**REQUIREMENT**
Give the data again, word for word.

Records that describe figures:
────
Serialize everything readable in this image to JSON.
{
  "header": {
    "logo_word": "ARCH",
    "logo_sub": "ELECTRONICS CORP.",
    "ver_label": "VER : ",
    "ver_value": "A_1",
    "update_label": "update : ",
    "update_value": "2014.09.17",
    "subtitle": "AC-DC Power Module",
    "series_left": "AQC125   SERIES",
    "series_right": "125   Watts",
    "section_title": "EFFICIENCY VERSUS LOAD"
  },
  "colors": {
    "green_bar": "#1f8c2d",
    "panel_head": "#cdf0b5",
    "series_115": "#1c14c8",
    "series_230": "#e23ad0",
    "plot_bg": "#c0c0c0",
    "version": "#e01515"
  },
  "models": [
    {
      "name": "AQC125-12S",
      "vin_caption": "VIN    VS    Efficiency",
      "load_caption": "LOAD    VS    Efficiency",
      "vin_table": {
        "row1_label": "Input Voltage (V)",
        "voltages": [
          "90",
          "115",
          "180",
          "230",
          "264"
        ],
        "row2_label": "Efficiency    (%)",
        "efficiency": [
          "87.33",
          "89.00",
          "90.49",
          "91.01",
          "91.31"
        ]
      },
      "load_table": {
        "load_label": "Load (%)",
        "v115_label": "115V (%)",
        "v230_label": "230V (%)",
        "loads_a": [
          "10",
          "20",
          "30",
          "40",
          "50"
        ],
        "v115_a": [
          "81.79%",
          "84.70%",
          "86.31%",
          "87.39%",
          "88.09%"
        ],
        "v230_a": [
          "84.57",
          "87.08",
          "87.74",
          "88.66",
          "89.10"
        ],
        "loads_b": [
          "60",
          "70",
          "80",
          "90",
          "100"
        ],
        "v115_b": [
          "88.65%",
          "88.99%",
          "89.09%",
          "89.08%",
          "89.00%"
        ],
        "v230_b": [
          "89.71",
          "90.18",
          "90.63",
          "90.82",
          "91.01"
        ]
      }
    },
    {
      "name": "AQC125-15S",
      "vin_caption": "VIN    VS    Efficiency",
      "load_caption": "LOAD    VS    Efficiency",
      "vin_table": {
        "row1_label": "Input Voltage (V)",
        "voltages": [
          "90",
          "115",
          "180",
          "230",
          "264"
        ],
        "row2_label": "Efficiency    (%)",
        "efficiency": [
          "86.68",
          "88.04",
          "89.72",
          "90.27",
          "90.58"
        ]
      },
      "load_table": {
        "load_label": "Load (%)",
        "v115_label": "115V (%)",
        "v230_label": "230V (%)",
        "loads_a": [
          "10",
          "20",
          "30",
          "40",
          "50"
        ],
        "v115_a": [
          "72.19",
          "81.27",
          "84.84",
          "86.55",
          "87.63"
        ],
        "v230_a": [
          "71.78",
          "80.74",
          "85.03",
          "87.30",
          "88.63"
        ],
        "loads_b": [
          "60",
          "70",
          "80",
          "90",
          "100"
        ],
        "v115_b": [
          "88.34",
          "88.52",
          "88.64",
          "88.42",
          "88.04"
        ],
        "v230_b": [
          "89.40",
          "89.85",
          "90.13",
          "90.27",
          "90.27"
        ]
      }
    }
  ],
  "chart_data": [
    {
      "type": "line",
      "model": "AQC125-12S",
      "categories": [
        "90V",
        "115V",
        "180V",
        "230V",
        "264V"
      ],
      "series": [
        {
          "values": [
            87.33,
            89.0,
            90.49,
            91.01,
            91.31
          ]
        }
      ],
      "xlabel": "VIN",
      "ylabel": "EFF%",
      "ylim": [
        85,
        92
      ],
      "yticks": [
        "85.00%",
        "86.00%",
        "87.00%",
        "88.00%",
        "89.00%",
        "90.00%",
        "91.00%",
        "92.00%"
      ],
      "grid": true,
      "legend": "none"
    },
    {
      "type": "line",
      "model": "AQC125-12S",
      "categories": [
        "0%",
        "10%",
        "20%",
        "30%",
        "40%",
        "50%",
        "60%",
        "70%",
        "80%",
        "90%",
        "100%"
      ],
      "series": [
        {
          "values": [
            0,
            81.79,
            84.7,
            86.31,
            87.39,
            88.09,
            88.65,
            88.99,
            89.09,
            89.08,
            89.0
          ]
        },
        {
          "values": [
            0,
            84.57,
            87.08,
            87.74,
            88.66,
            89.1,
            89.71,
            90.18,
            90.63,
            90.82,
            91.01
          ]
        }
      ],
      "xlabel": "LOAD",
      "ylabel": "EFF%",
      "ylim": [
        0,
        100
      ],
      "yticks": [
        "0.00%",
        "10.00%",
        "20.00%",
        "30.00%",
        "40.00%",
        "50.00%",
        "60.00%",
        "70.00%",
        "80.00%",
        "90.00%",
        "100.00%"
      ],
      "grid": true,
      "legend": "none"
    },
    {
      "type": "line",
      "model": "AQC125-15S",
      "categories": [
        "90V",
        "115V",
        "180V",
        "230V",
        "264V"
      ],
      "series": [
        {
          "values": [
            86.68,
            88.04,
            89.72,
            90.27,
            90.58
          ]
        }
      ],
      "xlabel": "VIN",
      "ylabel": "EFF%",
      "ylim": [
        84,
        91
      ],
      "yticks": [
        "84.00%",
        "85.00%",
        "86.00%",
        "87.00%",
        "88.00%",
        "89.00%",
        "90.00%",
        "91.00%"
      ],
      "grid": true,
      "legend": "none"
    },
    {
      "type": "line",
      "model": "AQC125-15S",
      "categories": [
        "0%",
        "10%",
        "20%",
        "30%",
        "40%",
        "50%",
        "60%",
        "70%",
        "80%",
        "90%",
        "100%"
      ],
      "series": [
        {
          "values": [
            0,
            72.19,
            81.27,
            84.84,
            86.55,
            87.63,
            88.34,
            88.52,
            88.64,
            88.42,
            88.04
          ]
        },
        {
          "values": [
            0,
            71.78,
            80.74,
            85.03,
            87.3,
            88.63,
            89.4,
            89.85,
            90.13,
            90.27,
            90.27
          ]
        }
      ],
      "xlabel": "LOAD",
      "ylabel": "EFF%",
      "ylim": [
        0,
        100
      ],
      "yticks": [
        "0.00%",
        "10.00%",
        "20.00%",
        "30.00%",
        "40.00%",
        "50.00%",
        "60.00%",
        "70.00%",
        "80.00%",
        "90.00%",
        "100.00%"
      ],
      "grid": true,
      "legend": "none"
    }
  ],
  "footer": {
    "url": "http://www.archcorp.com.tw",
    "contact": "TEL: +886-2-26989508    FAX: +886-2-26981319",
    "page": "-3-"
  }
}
────
**RESULT OF THE TASK**
Serialize everything readable in this image to JSON.
{
  "header": {
    "logo_word": "ARCH",
    "logo_sub": "ELECTRONICS CORP.",
    "ver_label": "VER : ",
    "ver_value": "A_1",
    "update_label": "update : ",
    "update_value": "2014.09.17",
    "subtitle": "AC-DC Power Module",
    "series_left": "AQC125   SERIES",
    "series_right": "125   Watts",
    "section_title": "EFFICIENCY VERSUS LOAD"
  },
  "colors": {
    "green_bar": "#1f8c2d",
    "panel_head": "#cdf0b5",
    "series_115": "#1c14c8",
    "series_230": "#e23ad0",
    "plot_bg": "#c0c0c0",
    "version": "#e01515"
  },
  "models": [
    {
      "name": "AQC125-12S",
      "vin_caption": "VIN    VS    Efficiency",
      "load_caption": "LOAD    VS    Efficiency",
      "vin_table": {
        "row1_label": "Input Voltage (V)",
        "voltages": [
          "90",
          "115",
          "180",
          "230",
          "264"
        ],
        "row2_label": "Efficiency    (%)",
        "efficiency": [
          "87.33",
          "89.00",
          "90.49",
          "91.01",
          "91.31"
        ]
      },
      "load_table": {
        "load_label": "Load (%)",
        "v115_label": "115V (%)",
        "v230_label": "230V (%)",
        "loads_a": [
          "10",
          "20",
          "30",
          "40",
          "50"
        ],
        "v115_a": [
          "81.79%",
          "84.70%",
          "86.31%",
          "87.39%",
          "88.09%"
        ],
        "v230_a": [
          "84.57",
          "87.08",
          "87.74",
          "88.66",
          "89.10"
        ],
        "loads_b": [
          "60",
          "70",
          "80",
          "90",
          "100"
        ],
        "v115_b": [
          "88.65%",
          "88.99%",
          "89.09%",
          "89.08%",
          "89.00%"
        ],
        "v230_b": [
          "89.71",
          "90.18",
          "90.63",
          "90.82",
          "91.01"
        ]
      }
    },
    {
      "name": "AQC125-15S",
      "vin_caption": "VIN    VS    Efficiency",
      "load_caption": "LOAD    VS    Efficiency",
      "vin_table": {
        "row1_label": "Input Voltage (V)",
        "voltages": [
          "90",
          "115",
          "180",
          "230",
          "264"
        ],
        "row2_label": "Efficiency    (%)",
        "efficiency": [
          "86.68",
          "88.04",
          "89.72",
          "90.27",
          "90.58"
        ]
      },
      "load_table": {
        "load_label": "Load (%)",
        "v115_label": "115V (%)",
        "v230_label": "230V (%)",
        "loads_a": [
          "10",
          "20",
          "30",
          "40",
          "50"
        ],
        "v115_a": [
          "72.19",
          "81.27",
          "84.84",
          "86.55",
          "87.63"
        ],
        "v230_a": [
          "71.78",
          "80.74",
          "85.03",
          "87.30",
          "88.63"
        ],
        "loads_b": [
          "60",
          "70",
          "80",
          "90",
          "100"
        ],
        "v115_b": [
          "88.34",
          "88.52",
          "88.64",
          "88.42",
          "88.04"
        ],
        "v230_b": [
          "89.40",
          "89.85",
          "90.13",
          "90.27",
          "90.27"
        ]
      }
    }
  ],
  "chart_data": [
    {
      "type": "line",
      "model": "AQC125-12S",
      "categories": [
        "90V",
        "115V",
        "180V",
        "230V",
        "264V"
      ],
      "series": [
        {
          "values": [
            87.33,
            89.0,
            90.49,
            91.01,
            91.31
          ]
        }
      ],
      "xlabel": "VIN",
      "ylabel": "EFF%",
      "ylim": [
        85,
        92
      ],
      "yticks": [
        "85.00%",
        "86.00%",
        "87.00%",
        "88.00%",
        "89.00%",
        "90.00%",
        "91.00%",
        "92.00%"
      ],
      "grid": true,
      "legend": "none"
    },
    {
      "type": "line",
      "model": "AQC125-12S",
      "categories": [
        "0%",
        "10%",
        "20%",
        "30%",
        "40%",
        "50%",
        "60%",
        "70%",
        "80%",
        "90%",
        "100%"
      ],
      "series": [
        {
          "values": [
            0,
            81.79,
            84.7,
            86.31,
            87.39,
            88.09,
            88.65,
            88.99,
            89.09,
            89.08,
            89.0
          ]
        },
        {
          "values": [
            0,
            84.57,
            87.08,
            87.74,
            88.66,
            89.1,
            89.71,
            90.18,
            90.63,
            90.82,
            91.01
          ]
        }
      ],
      "xlabel": "LOAD",
      "ylabel": "EFF%",
      "ylim": [
        0,
        100
      ],
      "yticks": [
        "0.00%",
        "10.00%",
        "20.00%",
        "30.00%",
        "40.00%",
        "50.00%",
        "60.00%",
        "70.00%",
        "80.00%",
        "90.00%",
        "100.00%"
      ],
      "grid": true,
      "legend": "none"
    },
    {
      "type": "line",
      "model": "AQC125-15S",
      "categories": [
        "90V",
        "115V",
        "180V",
        "230V",
        "264V"
      ],
      "series": [
        {
          "values": [
            86.68,
            88.04,
            89.72,
            90.27,
            90.58
          ]
        }
      ],
      "xlabel": "VIN",
      "ylabel": "EFF%",
      "ylim": [
        84,
        91
      ],
      "yticks": [
        "84.00%",
        "85.00%",
        "86.00%",
        "87.00%",
        "88.00%",
        "89.00%",
        "90.00%",
        "91.00%"
      ],
      "grid": true,
      "legend": "none"
    },
    {
      "type": "line",
      "model": "AQC125-15S",
      "categories": [
        "0%",
        "10%",
        "20%",
        "30%",
        "40%",
        "50%",
        "60%",
        "70%",
        "80%",
        "90%",
        "100%"
      ],
      "series": [
        {
          "values": [
            0,
            72.19,
            81.27,
            84.84,
            86.55,
            87.63,
            88.34,
            88.52,
            88.64,
            88.42,
            88.04
          ]
        },
        {
          "values": [
            0,
            71.78,
            80.74,
            85.03,
            87.3,
            88.63,
            89.4,
            89.85,
            90.13,
            90.27,
            90.27
          ]
        }
      ],
      "xlabel": "LOAD",
      "ylabel": "EFF%",
      "ylim": [
        0,
        100
      ],
      "yticks": [
        "0.00%",
        "10.00%",
        "20.00%",
        "30.00%",
        "40.00%",
        "50.00%",
        "60.00%",
        "70.00%",
        "80.00%",
        "90.00%",
        "100.00%"
      ],
      "grid": true,
      "legend": "none"
    }
  ],
  "footer": {
    "url": "http://www.archcorp.com.tw",
    "contact": "TEL: +886-2-26989508    FAX: +886-2-26981319",
    "page": "-3-"
  }
}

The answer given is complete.